··· Source data ···
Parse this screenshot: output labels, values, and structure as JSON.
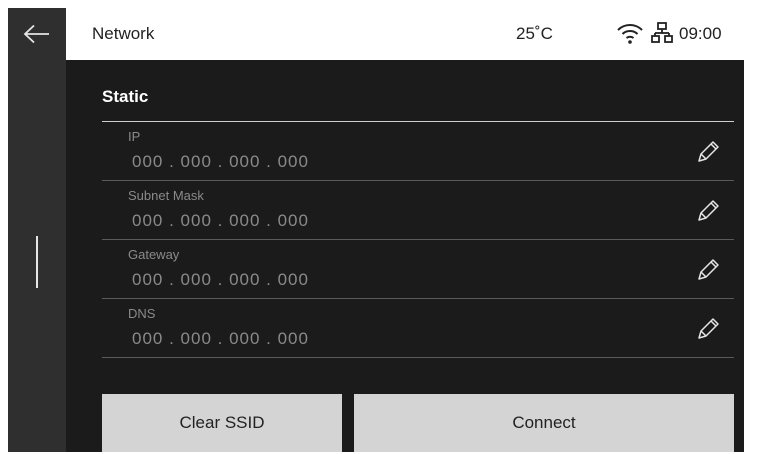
{
  "header": {
    "title": "Network",
    "temperature": "25˚C",
    "time": "09:00",
    "icons": [
      "wifi-icon",
      "lan-icon"
    ]
  },
  "rail": {
    "back_icon": "back-arrow-icon"
  },
  "section": {
    "title": "Static"
  },
  "fields": [
    {
      "label": "IP",
      "value": "000 . 000 . 000 . 000",
      "icon": "edit-pencil-icon"
    },
    {
      "label": "Subnet Mask",
      "value": "000 . 000 . 000 . 000",
      "icon": "edit-pencil-icon"
    },
    {
      "label": "Gateway",
      "value": "000 . 000 . 000 . 000",
      "icon": "edit-pencil-icon"
    },
    {
      "label": "DNS",
      "value": "000 . 000 . 000 . 000",
      "icon": "edit-pencil-icon"
    }
  ],
  "buttons": {
    "clear_ssid": "Clear SSID",
    "connect": "Connect"
  },
  "colors": {
    "background": "#1b1b1b",
    "rail": "#2f2f2f",
    "header": "#ffffff",
    "button": "#d4d4d4",
    "muted_text": "#8a8a8a"
  }
}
···
__Work to complete__. Reproduce every record above exactly, omitting the pictures.

__Task output__.
Parse this screenshot: output labels, values, and structure as JSON.
{
  "header": {
    "title": "Network",
    "temperature": "25˚C",
    "time": "09:00",
    "icons": [
      "wifi-icon",
      "lan-icon"
    ]
  },
  "rail": {
    "back_icon": "back-arrow-icon"
  },
  "section": {
    "title": "Static"
  },
  "fields": [
    {
      "label": "IP",
      "value": "000 . 000 . 000 . 000",
      "icon": "edit-pencil-icon"
    },
    {
      "label": "Subnet Mask",
      "value": "000 . 000 . 000 . 000",
      "icon": "edit-pencil-icon"
    },
    {
      "label": "Gateway",
      "value": "000 . 000 . 000 . 000",
      "icon": "edit-pencil-icon"
    },
    {
      "label": "DNS",
      "value": "000 . 000 . 000 . 000",
      "icon": "edit-pencil-icon"
    }
  ],
  "buttons": {
    "clear_ssid": "Clear SSID",
    "connect": "Connect"
  },
  "colors": {
    "background": "#1b1b1b",
    "rail": "#2f2f2f",
    "header": "#ffffff",
    "button": "#d4d4d4",
    "muted_text": "#8a8a8a"
  }
}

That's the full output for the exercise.